* _Task instructions_:
Answer with one number only: the number of lines that include the word "this".
-- BEGIN Records for the exercise --
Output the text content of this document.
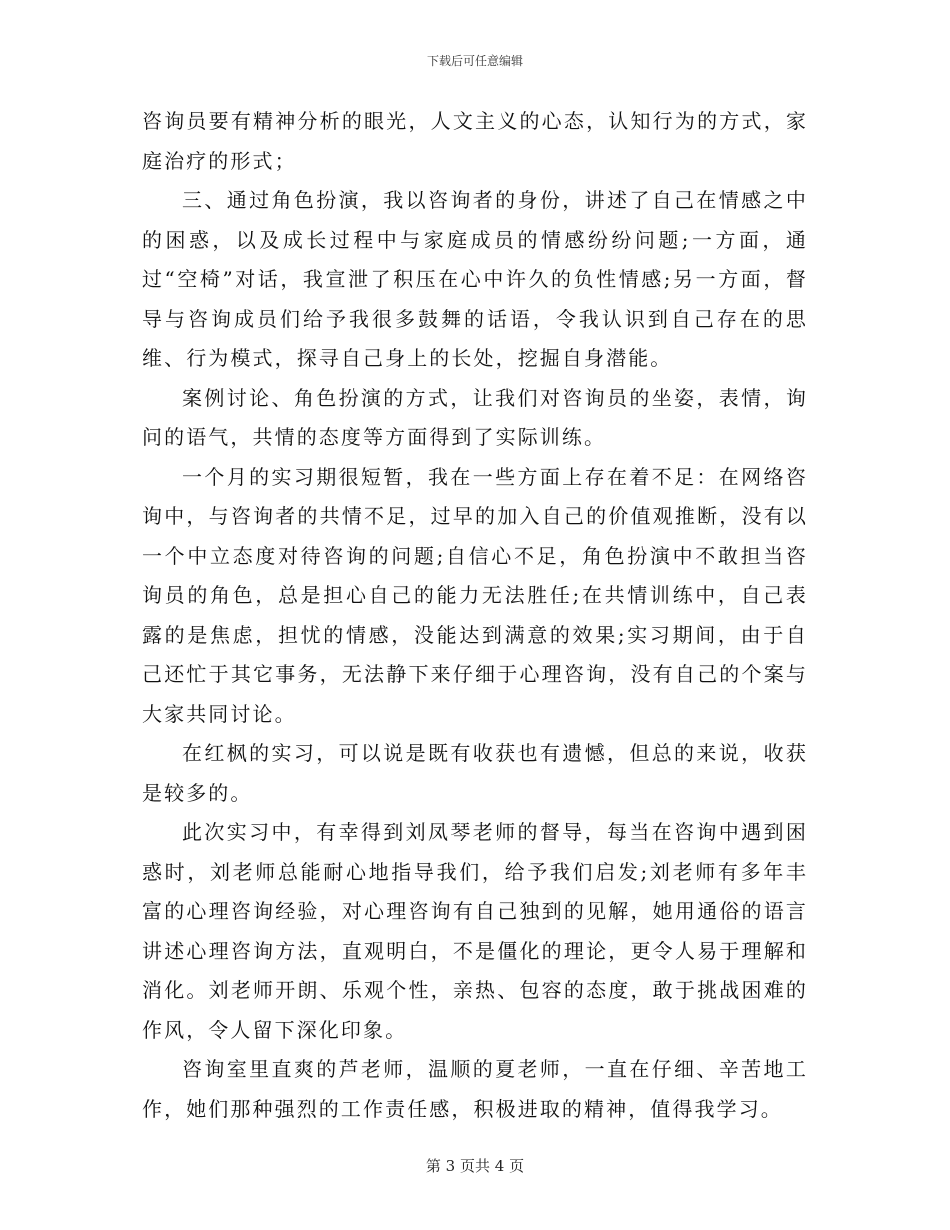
下载后可任意编辑

咨询员要有精神分析的眼光，人文主义的心态，认知行为的方式，家庭治疗的形式；

三、通过角色扮演，我以咨询者的身份，讲述了自己在情感之中的困惑，以及成长过程中与家庭成员的情感纷纷问题;一方面，通过“空椅”对话，我宣泄了积压在心中许久的负性情感;另一方面，督导与咨询成员们给予我很多鼓舞的话语，令我认识到自己存在的思维、行为模式，探寻自己身上的长处，挖掘自身潜能。

案例讨论、角色扮演的方式，让我们对咨询员的坐姿，表情，询问的语气，共情的态度等方面得到了实际训练。

一个月的实习期很短暂，我在一些方面上存在着不足：在网络咨询中，与咨询者的共情不足，过早的加入自己的价值观推断，没有以一个中立态度对待咨询的问题;自信心不足，角色扮演中不敢担当咨询员的角色，总是担心自己的能力无法胜任;在共情训练中，自己表露的是焦虑，担忧的情感，没能达到满意的效果;实习期间，由于自己还忙于其它事务，无法静下来仔细于心理咨询，没有自己的个案与大家共同讨论。

在红枫的实习，可以说是既有收获也有遗憾，但总的来说，收获是较多的。

此次实习中，有幸得到刘凤琴老师的督导，每当在咨询中遇到困惑时，刘老师总能耐心地指导我们，给予我们启发;刘老师有多年丰富的心理咨询经验，对心理咨询有自己独到的见解，她用通俗的语言讲述心理咨询方法，直观明白，不是僵化的理论，更令人易于理解和消化。刘老师开朗、乐观个性，亲热、包容的态度，敢于挑战困难的作风，令人留下深化印象。

咨询室里直爽的芦老师，温顺的夏老师，一直在仔细、辛苦地工作，她们那种强烈的工作责任感，积极进取的精神，值得我学习。

第 3 页共 4 页
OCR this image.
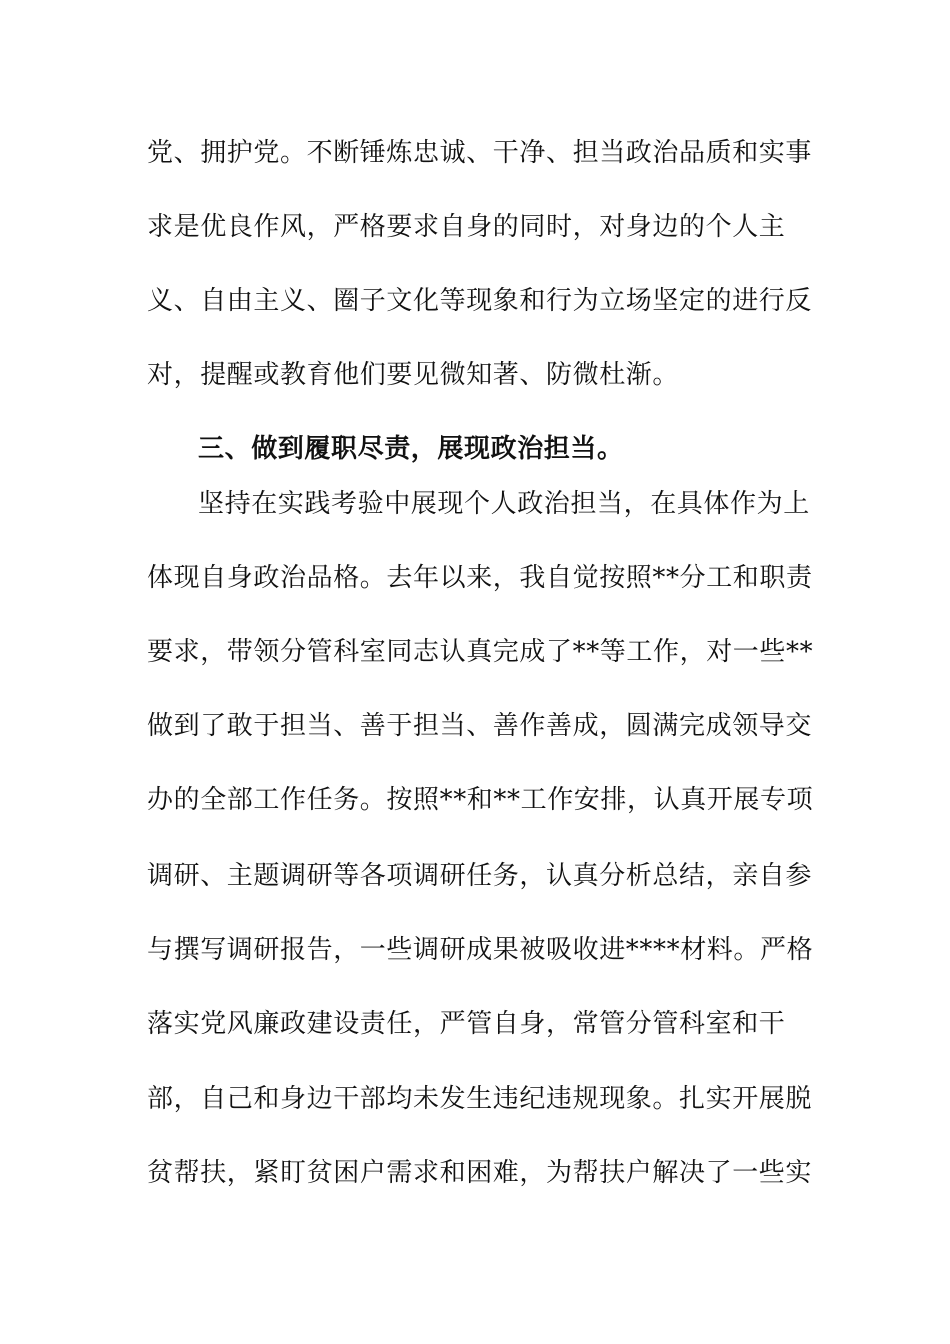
党、拥护党。不断锤炼忠诚、干净、担当政治品质和实事
求是优良作风，严格要求自身的同时，对身边的个人主
义、自由主义、圈子文化等现象和行为立场坚定的进行反
对，提醒或教育他们要见微知著、防微杜渐。
三、做到履职尽责，展现政治担当。
坚持在实践考验中展现个人政治担当，在具体作为上
体现自身政治品格。去年以来，我自觉按照**分工和职责
要求，带领分管科室同志认真完成了**等工作，对一些**
做到了敢于担当、善于担当、善作善成，圆满完成领导交
办的全部工作任务。按照**和**工作安排，认真开展专项
调研、主题调研等各项调研任务，认真分析总结，亲自参
与撰写调研报告，一些调研成果被吸收进****材料。严格
落实党风廉政建设责任，严管自身，常管分管科室和干
部，自己和身边干部均未发生违纪违规现象。扎实开展脱
贫帮扶，紧盯贫困户需求和困难，为帮扶户解决了一些实
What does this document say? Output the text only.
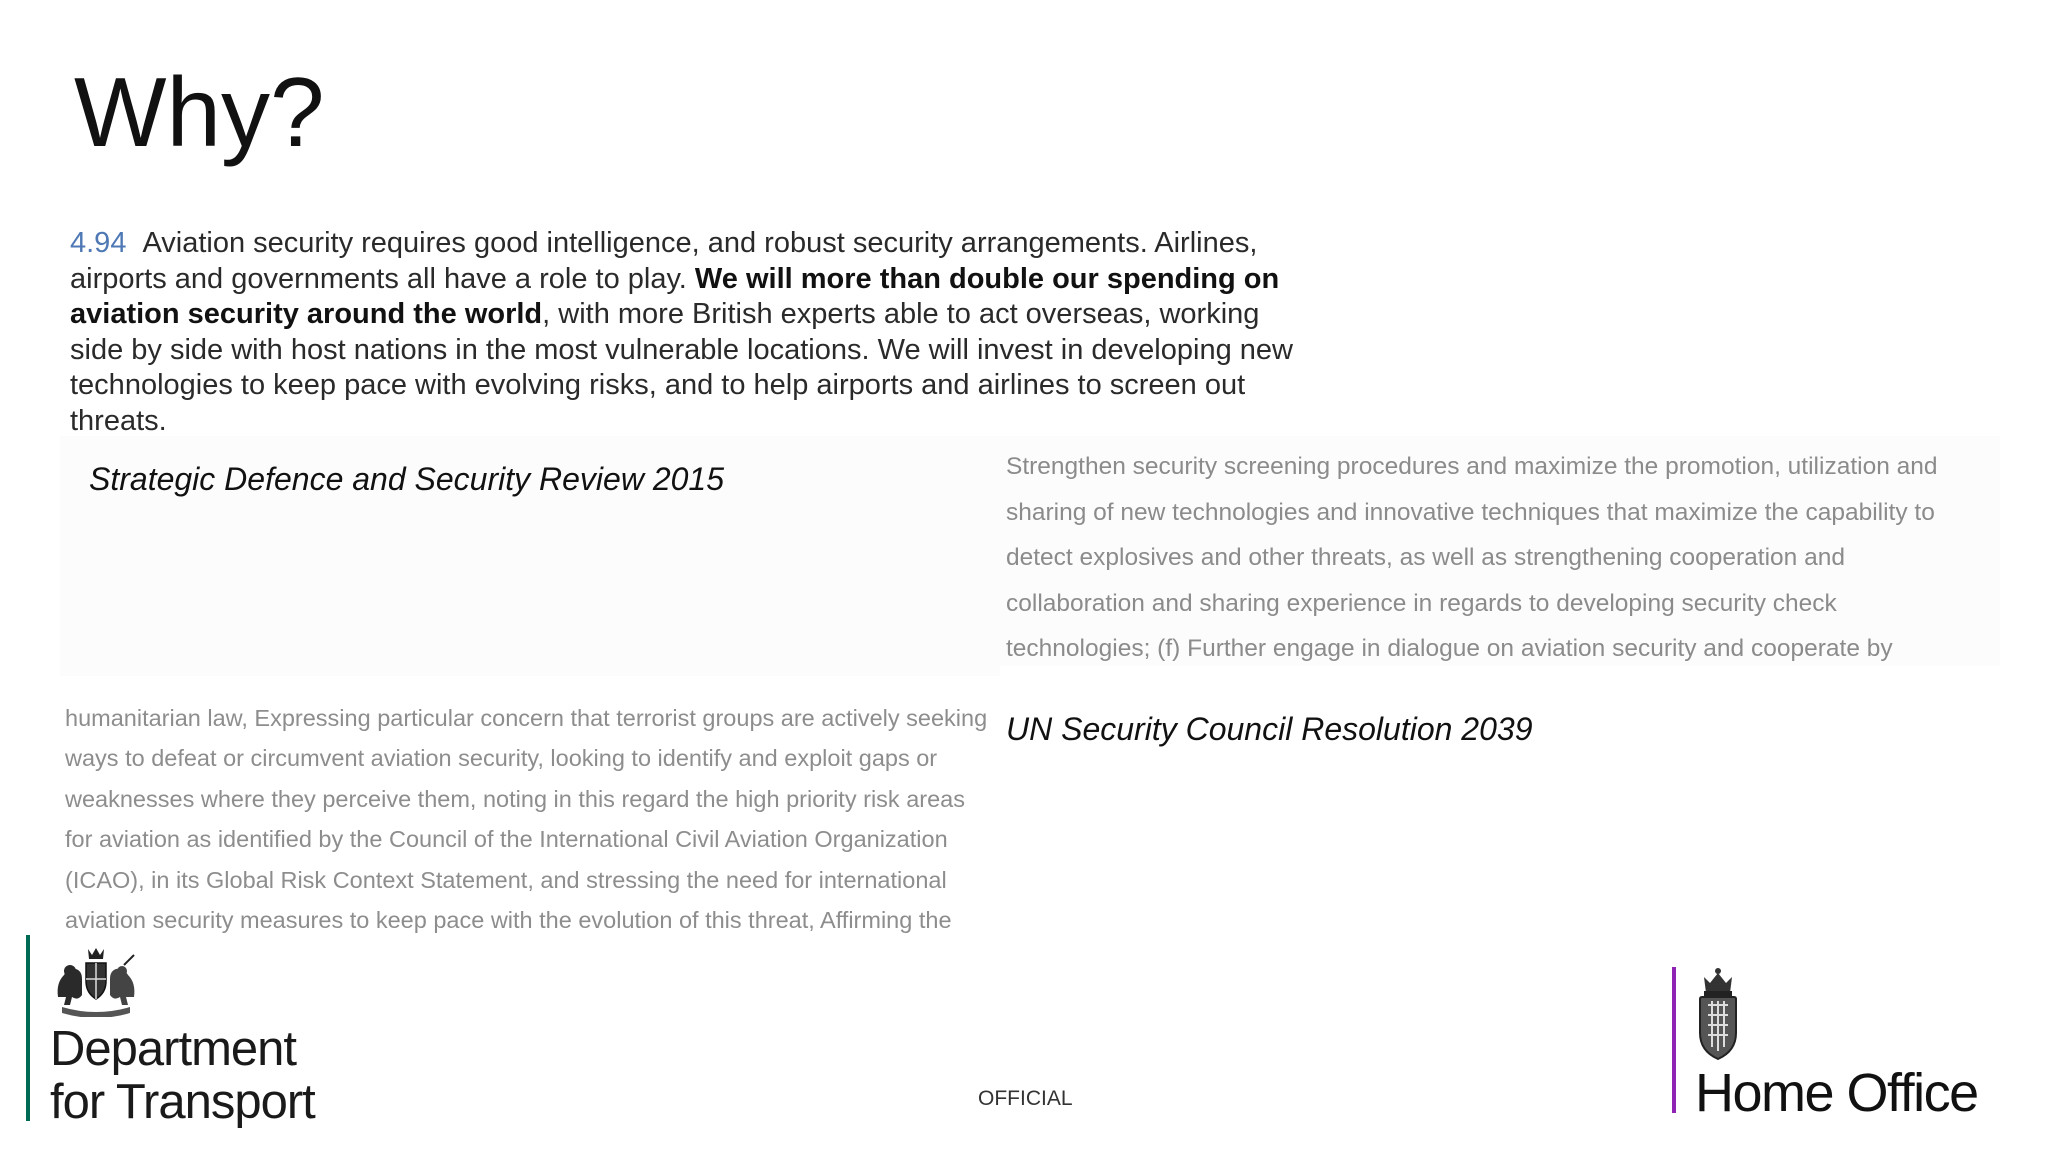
Why?
4.94 Aviation security requires good intelligence, and robust security arrangements. Airlines, airports and governments all have a role to play. We will more than double our spending on aviation security around the world, with more British experts able to act overseas, working side by side with host nations in the most vulnerable locations. We will invest in developing new technologies to keep pace with evolving risks, and to help airports and airlines to screen out threats.
Strategic Defence and Security Review 2015	Strengthen security screening procedures and maximize the promotion, utilization and
sharing of new technologies and innovative techniques that maximize the capability to
detect explosives and other threats, as well as strengthening cooperation and
collaboration and sharing experience in regards to developing security check
technologies; (f) Further engage in dialogue on aviation security and cooperate by
UN Security Council Resolution 2039
humanitarian law, Expressing particular concern that terrorist groups are actively seeking
ways to defeat or circumvent aviation security, looking to identify and exploit gaps or
weaknesses where they perceive them, noting in this regard the high priority risk areas
for aviation as identified by the Council of the International Civil Aviation Organization
(ICAO), in its Global Risk Context Statement, and stressing the need for international
aviation security measures to keep pace with the evolution of this threat, Affirming the
Department
for Transport	OFFICIAL	Home Office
-- END Records for the exercise --
* _Result below_:
5